> **Problem description**:
Count every line in the entries that contains "were". Report that count alone.

# Entries start

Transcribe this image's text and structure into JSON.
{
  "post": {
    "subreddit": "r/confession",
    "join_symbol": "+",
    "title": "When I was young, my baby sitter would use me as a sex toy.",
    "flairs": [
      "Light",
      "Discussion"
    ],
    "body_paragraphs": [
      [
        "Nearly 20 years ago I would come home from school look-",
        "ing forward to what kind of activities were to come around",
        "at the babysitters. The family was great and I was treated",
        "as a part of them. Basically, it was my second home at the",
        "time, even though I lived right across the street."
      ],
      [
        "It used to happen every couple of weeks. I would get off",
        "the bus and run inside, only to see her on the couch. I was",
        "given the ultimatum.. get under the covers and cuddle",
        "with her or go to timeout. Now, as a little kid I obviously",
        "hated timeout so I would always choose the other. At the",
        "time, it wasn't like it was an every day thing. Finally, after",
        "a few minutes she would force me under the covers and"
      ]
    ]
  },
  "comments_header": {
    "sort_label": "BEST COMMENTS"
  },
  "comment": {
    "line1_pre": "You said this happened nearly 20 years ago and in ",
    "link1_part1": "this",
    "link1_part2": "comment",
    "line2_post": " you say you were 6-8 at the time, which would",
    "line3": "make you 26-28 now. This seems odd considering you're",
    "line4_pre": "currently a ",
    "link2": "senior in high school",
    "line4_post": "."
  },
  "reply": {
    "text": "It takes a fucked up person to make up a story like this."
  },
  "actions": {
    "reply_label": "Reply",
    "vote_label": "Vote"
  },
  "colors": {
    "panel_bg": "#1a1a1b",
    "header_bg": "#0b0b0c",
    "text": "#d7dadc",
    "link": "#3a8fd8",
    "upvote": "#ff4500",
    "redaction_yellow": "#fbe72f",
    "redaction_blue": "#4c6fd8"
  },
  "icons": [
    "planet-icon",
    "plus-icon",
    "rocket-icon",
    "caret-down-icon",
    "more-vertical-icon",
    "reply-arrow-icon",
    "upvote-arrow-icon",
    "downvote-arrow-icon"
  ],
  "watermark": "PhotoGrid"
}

# Entries end

> **Result below**:
2